THE PROBLEM —
An exact reproduction of the records is required, with all images left out.

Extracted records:
────────────────────
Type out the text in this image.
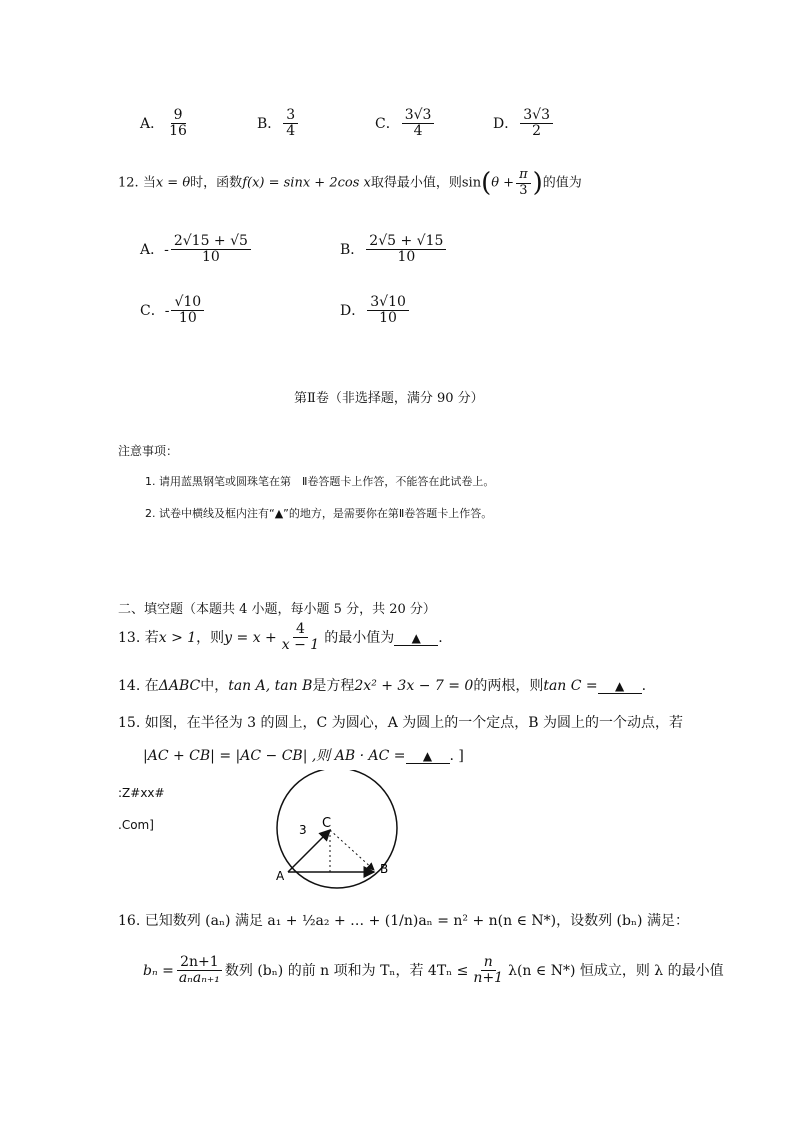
A． $\frac{9}{16}$	B． $\frac{3}{4}$	C． $\frac{3√3}{4}$	D． $\frac{3√3}{2}$
12. 当x = θ时，函数f(x) = sinx + 2cos x取得最小值，则$\sin(\theta + \frac{\pi}{3}$ )的值为
A．- $\frac{2√15 + √5}{10}$	B． $\frac{2√5 + √15}{10}$
C．- $\frac{√10}{10}$	D． $\frac{3√10}{10}$
第Ⅱ卷（非选择题，满分 90 分）
注意事项：
1. 请用蓝黑钢笔或圆珠笔在第　Ⅱ卷答题卡上作答，不能答在此试卷上。
2. 试卷中横线及框内注有“▲”的地方，是需要你在第Ⅱ卷答题卡上作答。
二、填空题（本题共 4 小题，每小题 5 分，共 20 分）
13. 若x > 1，则$y = x + \frac{4}{x - 1}$ 的最小值为 ▲ .
14. 在ΔABC中，tan A, tan B是方程2x² + 3x − 7 = 0的两根，则tan C = ▲ .
15. 如图，在半径为 3 的圆上，C 为圆心，A 为圆上的一个定点，B 为圆上的一个动点，若
|AC + CB| = |AC − CB| ,则 AB · AC = ▲ . ]
:Z#xx#
.Com]	3 C
A	B
16. 已知数列 (aₙ) 满足 a₁ + ½a₂ + … + (1/n)aₙ = n² + n(n ∈ N*)，设数列 (bₙ) 满足：
$b_n = \frac{2n+1}{\text{aₙaₙ₊₁}}$ 数列 (bₙ) 的前 n 项和为 Tₙ，若 $4T_n \le \frac{n}{n+1} \lambda(n$ ∈ N*) 恒成立，则 λ 的最小值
────────────────────
EXERCISE RESULT —
Type out the text in this image.
A． $\frac{9}{16}$	B． $\frac{3}{4}$	C． $\frac{3√3}{4}$	D． $\frac{3√3}{2}$
12. 当x = θ时，函数f(x) = sinx + 2cos x取得最小值，则$\sin(\theta + \frac{\pi}{3}$ )的值为
A．- $\frac{2√15 + √5}{10}$	B． $\frac{2√5 + √15}{10}$
C．- $\frac{√10}{10}$	D． $\frac{3√10}{10}$
第Ⅱ卷（非选择题，满分 90 分）
注意事项：
1. 请用蓝黑钢笔或圆珠笔在第　Ⅱ卷答题卡上作答，不能答在此试卷上。
2. 试卷中横线及框内注有“▲”的地方，是需要你在第Ⅱ卷答题卡上作答。
二、填空题（本题共 4 小题，每小题 5 分，共 20 分）
13. 若x > 1，则$y = x + \frac{4}{x - 1}$ 的最小值为 ▲ .
14. 在ΔABC中，tan A, tan B是方程2x² + 3x − 7 = 0的两根，则tan C = ▲ .
15. 如图，在半径为 3 的圆上，C 为圆心，A 为圆上的一个定点，B 为圆上的一个动点，若
|AC + CB| = |AC − CB| ,则 AB · AC = ▲ . ]
:Z#xx#
.Com]	3 C
A	B
16. 已知数列 (aₙ) 满足 a₁ + ½a₂ + … + (1/n)aₙ = n² + n(n ∈ N*)，设数列 (bₙ) 满足：
$b_n = \frac{2n+1}{\text{aₙaₙ₊₁}}$ 数列 (bₙ) 的前 n 项和为 Tₙ，若 $4T_n \le \frac{n}{n+1} \lambda(n$ ∈ N*) 恒成立，则 λ 的最小值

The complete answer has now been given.